Pictures aside, repeat every entry exactly.

------

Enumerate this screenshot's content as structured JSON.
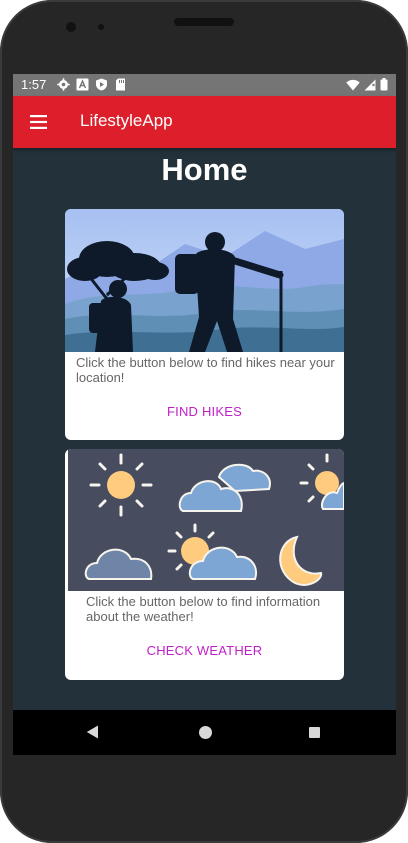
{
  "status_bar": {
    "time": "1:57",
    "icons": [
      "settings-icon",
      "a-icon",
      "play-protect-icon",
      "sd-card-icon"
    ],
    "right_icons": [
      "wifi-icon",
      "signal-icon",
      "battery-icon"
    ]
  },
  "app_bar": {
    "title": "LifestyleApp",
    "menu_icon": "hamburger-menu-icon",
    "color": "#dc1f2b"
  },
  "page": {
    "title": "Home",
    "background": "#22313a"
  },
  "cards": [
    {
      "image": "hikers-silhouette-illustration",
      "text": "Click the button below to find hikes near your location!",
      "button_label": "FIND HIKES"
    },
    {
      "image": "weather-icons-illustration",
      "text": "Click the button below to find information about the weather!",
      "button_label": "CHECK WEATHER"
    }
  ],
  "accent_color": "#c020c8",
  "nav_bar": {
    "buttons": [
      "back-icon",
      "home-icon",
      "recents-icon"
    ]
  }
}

------

[WRITTEN SOLUTION]
Enumerate this screenshot's content as structured JSON.
{
  "status_bar": {
    "time": "1:57",
    "icons": [
      "settings-icon",
      "a-icon",
      "play-protect-icon",
      "sd-card-icon"
    ],
    "right_icons": [
      "wifi-icon",
      "signal-icon",
      "battery-icon"
    ]
  },
  "app_bar": {
    "title": "LifestyleApp",
    "menu_icon": "hamburger-menu-icon",
    "color": "#dc1f2b"
  },
  "page": {
    "title": "Home",
    "background": "#22313a"
  },
  "cards": [
    {
      "image": "hikers-silhouette-illustration",
      "text": "Click the button below to find hikes near your location!",
      "button_label": "FIND HIKES"
    },
    {
      "image": "weather-icons-illustration",
      "text": "Click the button below to find information about the weather!",
      "button_label": "CHECK WEATHER"
    }
  ],
  "accent_color": "#c020c8",
  "nav_bar": {
    "buttons": [
      "back-icon",
      "home-icon",
      "recents-icon"
    ]
  }
}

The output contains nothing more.